● **THE PROBLEM**: Every record here should be printed again exactly.

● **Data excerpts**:

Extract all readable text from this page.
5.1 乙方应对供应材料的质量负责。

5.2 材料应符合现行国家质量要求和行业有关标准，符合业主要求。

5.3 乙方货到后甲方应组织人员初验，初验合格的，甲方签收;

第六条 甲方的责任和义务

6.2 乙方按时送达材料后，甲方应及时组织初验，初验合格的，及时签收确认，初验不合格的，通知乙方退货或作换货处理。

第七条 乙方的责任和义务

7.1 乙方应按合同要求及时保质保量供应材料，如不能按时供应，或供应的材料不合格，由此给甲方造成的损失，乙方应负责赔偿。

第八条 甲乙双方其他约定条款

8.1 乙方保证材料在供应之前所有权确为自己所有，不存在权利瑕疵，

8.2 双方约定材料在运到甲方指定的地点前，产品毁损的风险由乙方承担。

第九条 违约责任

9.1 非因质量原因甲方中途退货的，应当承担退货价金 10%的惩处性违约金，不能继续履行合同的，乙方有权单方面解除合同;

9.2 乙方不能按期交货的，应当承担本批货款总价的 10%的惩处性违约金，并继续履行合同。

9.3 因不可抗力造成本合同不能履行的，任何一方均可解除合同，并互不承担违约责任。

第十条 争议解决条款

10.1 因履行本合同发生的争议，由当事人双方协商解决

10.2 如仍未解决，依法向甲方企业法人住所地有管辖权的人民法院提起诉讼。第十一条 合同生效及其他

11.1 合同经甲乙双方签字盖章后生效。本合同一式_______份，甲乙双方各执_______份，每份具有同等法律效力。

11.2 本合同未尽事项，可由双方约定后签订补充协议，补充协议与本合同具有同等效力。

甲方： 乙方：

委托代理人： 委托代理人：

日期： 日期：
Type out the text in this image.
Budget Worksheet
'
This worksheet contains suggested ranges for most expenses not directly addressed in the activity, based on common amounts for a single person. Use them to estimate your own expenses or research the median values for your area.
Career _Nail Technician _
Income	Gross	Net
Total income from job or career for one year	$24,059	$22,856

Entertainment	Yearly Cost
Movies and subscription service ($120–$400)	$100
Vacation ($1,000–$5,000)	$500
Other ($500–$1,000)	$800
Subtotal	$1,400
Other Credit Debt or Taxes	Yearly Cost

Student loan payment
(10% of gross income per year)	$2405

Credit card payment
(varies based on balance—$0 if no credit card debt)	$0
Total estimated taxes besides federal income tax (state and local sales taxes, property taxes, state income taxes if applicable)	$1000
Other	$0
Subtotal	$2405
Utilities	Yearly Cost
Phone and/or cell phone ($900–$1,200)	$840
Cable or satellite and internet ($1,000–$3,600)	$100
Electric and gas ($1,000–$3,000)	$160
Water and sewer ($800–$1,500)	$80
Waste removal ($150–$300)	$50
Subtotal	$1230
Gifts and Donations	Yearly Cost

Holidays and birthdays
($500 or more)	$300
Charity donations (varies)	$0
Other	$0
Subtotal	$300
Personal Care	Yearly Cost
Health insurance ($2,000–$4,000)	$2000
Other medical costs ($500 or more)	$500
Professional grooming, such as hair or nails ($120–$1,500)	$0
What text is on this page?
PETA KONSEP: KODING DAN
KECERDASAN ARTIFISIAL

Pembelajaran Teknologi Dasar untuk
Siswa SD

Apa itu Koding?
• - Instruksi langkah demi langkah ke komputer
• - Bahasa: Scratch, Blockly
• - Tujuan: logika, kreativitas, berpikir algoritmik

● **THE OUTPUT**:
Extract all readable text from this page.
5.1 乙方应对供应材料的质量负责。

5.2 材料应符合现行国家质量要求和行业有关标准，符合业主要求。

5.3 乙方货到后甲方应组织人员初验，初验合格的，甲方签收;

第六条 甲方的责任和义务

6.2 乙方按时送达材料后，甲方应及时组织初验，初验合格的，及时签收确认，初验不合格的，通知乙方退货或作换货处理。

第七条 乙方的责任和义务

7.1 乙方应按合同要求及时保质保量供应材料，如不能按时供应，或供应的材料不合格，由此给甲方造成的损失，乙方应负责赔偿。

第八条 甲乙双方其他约定条款

8.1 乙方保证材料在供应之前所有权确为自己所有，不存在权利瑕疵，

8.2 双方约定材料在运到甲方指定的地点前，产品毁损的风险由乙方承担。

第九条 违约责任

9.1 非因质量原因甲方中途退货的，应当承担退货价金 10%的惩处性违约金，不能继续履行合同的，乙方有权单方面解除合同;

9.2 乙方不能按期交货的，应当承担本批货款总价的 10%的惩处性违约金，并继续履行合同。

9.3 因不可抗力造成本合同不能履行的，任何一方均可解除合同，并互不承担违约责任。

第十条 争议解决条款

10.1 因履行本合同发生的争议，由当事人双方协商解决

10.2 如仍未解决，依法向甲方企业法人住所地有管辖权的人民法院提起诉讼。第十一条 合同生效及其他

11.1 合同经甲乙双方签字盖章后生效。本合同一式_______份，甲乙双方各执_______份，每份具有同等法律效力。

11.2 本合同未尽事项，可由双方约定后签订补充协议，补充协议与本合同具有同等效力。

甲方： 乙方：

委托代理人： 委托代理人：

日期： 日期：
Type out the text in this image.
Budget Worksheet
'
This worksheet contains suggested ranges for most expenses not directly addressed in the activity, based on common amounts for a single person. Use them to estimate your own expenses or research the median values for your area.
Career _Nail Technician _
Income	Gross	Net
Total income from job or career for one year	$24,059	$22,856

Entertainment	Yearly Cost
Movies and subscription service ($120–$400)	$100
Vacation ($1,000–$5,000)	$500
Other ($500–$1,000)	$800
Subtotal	$1,400
Other Credit Debt or Taxes	Yearly Cost

Student loan payment
(10% of gross income per year)	$2405

Credit card payment
(varies based on balance—$0 if no credit card debt)	$0
Total estimated taxes besides federal income tax (state and local sales taxes, property taxes, state income taxes if applicable)	$1000
Other	$0
Subtotal	$2405
Utilities	Yearly Cost
Phone and/or cell phone ($900–$1,200)	$840
Cable or satellite and internet ($1,000–$3,600)	$100
Electric and gas ($1,000–$3,000)	$160
Water and sewer ($800–$1,500)	$80
Waste removal ($150–$300)	$50
Subtotal	$1230
Gifts and Donations	Yearly Cost

Holidays and birthdays
($500 or more)	$300
Charity donations (varies)	$0
Other	$0
Subtotal	$300
Personal Care	Yearly Cost
Health insurance ($2,000–$4,000)	$2000
Other medical costs ($500 or more)	$500
Professional grooming, such as hair or nails ($120–$1,500)	$0
What text is on this page?
PETA KONSEP: KODING DAN
KECERDASAN ARTIFISIAL

Pembelajaran Teknologi Dasar untuk
Siswa SD

Apa itu Koding?
• - Instruksi langkah demi langkah ke komputer
• - Bahasa: Scratch, Blockly
• - Tujuan: logika, kreativitas, berpikir algoritmik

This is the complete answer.